INSTRUCTION:
Examine the records and identify each line that includes the string "UNITS". Copy those lines.
>> Start MATERIAL SHOWN
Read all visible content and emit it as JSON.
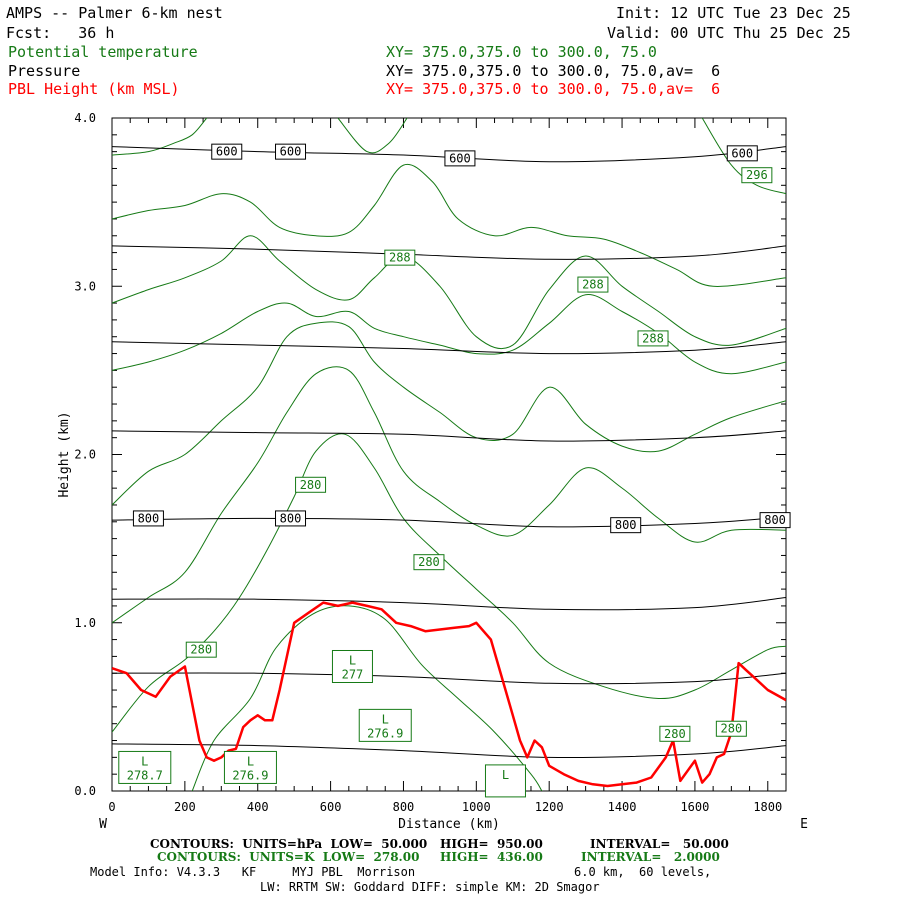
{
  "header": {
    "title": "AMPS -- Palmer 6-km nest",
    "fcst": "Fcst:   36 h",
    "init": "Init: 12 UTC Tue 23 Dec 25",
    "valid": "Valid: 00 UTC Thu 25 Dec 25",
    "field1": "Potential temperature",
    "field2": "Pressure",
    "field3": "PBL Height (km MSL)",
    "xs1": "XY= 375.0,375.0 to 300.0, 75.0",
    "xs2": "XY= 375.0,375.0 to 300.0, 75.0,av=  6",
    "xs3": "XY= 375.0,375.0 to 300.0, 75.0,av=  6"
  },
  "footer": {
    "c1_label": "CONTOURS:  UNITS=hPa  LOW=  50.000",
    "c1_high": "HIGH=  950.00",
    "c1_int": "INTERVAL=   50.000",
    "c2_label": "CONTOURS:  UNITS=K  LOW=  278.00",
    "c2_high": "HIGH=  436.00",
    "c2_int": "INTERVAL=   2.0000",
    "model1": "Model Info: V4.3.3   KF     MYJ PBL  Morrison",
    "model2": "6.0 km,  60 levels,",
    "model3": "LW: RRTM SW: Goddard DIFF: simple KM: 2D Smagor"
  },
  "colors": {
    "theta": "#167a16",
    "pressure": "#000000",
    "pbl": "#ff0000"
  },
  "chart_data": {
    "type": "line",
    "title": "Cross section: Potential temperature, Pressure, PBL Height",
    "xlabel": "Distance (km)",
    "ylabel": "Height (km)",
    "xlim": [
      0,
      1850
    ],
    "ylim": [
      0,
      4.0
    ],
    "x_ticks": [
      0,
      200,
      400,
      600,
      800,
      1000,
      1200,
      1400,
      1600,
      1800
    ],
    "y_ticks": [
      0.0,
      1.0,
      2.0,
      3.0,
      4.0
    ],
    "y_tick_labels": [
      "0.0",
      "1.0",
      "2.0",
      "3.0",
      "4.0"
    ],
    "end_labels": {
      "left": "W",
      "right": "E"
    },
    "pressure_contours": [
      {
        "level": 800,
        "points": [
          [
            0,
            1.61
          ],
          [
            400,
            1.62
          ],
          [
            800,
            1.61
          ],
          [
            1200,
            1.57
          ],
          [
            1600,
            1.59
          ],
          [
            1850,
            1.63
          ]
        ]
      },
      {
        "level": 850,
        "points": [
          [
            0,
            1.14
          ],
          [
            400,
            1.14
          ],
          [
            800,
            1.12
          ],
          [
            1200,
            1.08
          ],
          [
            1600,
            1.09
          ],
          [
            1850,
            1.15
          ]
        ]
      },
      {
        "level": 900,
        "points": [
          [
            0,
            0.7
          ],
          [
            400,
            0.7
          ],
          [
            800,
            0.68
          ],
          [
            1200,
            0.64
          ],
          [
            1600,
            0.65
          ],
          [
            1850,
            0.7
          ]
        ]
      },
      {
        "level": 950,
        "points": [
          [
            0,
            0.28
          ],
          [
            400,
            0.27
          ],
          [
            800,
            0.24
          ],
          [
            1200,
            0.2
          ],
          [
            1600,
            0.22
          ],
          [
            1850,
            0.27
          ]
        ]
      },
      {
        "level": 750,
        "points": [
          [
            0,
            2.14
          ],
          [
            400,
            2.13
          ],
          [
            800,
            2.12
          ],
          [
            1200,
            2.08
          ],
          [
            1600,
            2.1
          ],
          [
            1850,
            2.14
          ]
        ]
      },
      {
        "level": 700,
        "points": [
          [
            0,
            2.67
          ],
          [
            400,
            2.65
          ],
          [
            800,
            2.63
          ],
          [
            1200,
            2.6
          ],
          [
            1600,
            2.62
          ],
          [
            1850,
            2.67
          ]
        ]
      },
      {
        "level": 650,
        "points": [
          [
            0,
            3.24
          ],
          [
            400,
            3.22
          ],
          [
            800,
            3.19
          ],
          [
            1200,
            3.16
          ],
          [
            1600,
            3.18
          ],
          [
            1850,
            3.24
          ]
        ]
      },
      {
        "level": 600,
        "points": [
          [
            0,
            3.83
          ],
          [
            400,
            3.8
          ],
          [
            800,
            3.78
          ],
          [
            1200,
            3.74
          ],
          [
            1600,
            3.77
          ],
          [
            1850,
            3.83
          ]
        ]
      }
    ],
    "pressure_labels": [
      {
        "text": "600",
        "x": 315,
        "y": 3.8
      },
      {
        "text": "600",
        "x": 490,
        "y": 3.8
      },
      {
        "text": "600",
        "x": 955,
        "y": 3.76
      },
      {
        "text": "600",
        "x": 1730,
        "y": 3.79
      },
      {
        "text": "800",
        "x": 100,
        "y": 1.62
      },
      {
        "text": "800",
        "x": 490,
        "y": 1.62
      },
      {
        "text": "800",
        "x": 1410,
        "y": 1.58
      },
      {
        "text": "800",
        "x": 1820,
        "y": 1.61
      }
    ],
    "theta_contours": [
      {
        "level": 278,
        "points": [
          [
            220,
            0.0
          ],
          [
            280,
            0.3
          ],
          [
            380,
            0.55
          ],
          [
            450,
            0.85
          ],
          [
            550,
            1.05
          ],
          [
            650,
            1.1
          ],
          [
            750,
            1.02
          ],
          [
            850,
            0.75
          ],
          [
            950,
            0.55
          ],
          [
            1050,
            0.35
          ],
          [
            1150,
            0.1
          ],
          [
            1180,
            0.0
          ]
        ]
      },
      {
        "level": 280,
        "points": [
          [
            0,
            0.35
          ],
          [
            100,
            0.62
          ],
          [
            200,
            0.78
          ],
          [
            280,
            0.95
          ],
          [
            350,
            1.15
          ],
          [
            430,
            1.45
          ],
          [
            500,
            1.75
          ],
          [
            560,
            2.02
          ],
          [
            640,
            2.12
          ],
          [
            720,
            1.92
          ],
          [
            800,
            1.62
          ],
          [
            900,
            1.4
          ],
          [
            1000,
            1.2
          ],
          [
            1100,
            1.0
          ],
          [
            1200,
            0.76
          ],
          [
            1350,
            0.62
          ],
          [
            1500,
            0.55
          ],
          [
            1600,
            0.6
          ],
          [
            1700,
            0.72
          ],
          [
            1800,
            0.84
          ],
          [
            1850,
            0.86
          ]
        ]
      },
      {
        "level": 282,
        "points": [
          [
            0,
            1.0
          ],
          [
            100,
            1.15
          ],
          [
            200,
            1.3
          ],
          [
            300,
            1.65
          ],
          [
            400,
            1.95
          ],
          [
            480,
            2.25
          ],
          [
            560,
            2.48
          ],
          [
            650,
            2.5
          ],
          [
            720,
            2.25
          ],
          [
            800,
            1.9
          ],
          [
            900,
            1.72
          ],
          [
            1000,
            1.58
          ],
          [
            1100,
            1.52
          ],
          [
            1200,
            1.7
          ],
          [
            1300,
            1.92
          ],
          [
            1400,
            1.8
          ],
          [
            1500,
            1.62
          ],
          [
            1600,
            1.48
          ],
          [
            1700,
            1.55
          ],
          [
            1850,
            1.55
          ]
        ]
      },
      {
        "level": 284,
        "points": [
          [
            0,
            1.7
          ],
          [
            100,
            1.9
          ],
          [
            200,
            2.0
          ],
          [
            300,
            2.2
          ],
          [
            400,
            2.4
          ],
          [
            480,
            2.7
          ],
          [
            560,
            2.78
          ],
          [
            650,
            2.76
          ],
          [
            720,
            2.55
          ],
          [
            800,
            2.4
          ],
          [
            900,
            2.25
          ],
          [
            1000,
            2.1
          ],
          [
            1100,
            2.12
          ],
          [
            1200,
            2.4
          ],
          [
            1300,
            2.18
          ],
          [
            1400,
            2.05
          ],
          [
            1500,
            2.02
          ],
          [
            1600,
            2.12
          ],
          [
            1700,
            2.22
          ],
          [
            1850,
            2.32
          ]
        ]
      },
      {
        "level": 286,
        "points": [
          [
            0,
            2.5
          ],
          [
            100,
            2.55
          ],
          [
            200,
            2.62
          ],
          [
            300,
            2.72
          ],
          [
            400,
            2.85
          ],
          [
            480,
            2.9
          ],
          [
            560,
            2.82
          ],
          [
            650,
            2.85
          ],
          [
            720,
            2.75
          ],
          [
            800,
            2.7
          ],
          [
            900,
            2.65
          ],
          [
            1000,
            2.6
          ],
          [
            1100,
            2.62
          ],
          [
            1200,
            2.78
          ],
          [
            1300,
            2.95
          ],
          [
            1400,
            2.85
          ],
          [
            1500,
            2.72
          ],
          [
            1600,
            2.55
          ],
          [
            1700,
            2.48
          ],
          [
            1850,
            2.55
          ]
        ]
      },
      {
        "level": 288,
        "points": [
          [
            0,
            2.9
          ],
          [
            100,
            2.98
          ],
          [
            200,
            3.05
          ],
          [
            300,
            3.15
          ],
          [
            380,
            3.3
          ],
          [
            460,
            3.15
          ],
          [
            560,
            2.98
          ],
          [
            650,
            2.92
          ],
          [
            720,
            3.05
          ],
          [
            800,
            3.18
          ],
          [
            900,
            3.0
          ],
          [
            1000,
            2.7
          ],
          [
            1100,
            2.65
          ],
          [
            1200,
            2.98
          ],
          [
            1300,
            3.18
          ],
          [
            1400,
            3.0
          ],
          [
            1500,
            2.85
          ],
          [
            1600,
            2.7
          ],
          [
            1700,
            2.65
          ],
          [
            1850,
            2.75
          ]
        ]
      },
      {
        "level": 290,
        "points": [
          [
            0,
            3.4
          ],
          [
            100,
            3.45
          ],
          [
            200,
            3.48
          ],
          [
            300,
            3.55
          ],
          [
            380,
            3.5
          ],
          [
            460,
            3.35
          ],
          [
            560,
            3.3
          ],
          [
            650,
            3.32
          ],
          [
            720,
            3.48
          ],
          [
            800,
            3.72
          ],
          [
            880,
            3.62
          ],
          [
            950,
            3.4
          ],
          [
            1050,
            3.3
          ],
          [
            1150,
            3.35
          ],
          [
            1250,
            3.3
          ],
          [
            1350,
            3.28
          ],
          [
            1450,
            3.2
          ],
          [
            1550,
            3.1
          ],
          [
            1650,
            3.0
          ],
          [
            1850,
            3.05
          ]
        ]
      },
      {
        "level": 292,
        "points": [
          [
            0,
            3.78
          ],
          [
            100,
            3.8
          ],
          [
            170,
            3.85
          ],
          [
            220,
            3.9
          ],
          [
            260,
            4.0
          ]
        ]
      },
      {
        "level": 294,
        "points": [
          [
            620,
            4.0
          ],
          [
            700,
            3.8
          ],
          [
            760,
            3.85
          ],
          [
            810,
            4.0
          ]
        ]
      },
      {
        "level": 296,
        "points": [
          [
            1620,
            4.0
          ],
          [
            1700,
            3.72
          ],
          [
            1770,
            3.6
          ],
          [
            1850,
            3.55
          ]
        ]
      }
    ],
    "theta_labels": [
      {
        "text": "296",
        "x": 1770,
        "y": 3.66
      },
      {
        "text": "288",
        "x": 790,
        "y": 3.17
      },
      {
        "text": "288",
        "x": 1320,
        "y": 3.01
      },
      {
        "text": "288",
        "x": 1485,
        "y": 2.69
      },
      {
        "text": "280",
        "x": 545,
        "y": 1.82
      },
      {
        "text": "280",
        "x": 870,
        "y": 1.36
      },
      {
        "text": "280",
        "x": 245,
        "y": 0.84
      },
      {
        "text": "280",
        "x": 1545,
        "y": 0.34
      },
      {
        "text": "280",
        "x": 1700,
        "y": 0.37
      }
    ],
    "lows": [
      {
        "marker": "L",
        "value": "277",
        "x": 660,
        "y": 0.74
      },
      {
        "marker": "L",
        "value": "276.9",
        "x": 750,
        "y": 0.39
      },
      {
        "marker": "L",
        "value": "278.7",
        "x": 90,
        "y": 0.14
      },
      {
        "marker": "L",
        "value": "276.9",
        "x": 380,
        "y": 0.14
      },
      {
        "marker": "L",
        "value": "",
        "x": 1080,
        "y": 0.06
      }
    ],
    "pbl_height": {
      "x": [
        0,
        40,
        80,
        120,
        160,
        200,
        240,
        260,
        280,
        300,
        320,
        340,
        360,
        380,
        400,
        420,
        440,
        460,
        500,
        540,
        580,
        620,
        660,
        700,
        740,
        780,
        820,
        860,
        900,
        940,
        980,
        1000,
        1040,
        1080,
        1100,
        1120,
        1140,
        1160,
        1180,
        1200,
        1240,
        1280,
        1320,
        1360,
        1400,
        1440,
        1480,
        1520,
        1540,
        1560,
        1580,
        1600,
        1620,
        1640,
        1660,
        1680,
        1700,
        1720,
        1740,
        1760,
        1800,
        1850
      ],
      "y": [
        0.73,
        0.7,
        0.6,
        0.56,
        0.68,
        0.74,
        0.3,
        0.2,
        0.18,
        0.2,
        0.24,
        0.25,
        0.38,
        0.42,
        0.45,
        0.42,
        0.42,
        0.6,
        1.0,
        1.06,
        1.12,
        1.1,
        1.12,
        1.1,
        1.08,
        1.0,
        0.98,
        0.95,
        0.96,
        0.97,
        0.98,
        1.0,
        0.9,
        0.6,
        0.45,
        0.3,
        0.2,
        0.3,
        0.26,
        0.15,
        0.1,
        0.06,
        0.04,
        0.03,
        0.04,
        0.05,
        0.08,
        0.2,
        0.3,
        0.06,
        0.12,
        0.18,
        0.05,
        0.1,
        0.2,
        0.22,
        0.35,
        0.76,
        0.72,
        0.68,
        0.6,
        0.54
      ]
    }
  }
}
>> End MATERIAL SHOWN
CORRECT OUTPUT:
    "c1_label": "CONTOURS:  UNITS=hPa  LOW=  50.000",
    "c2_label": "CONTOURS:  UNITS=K  LOW=  278.00",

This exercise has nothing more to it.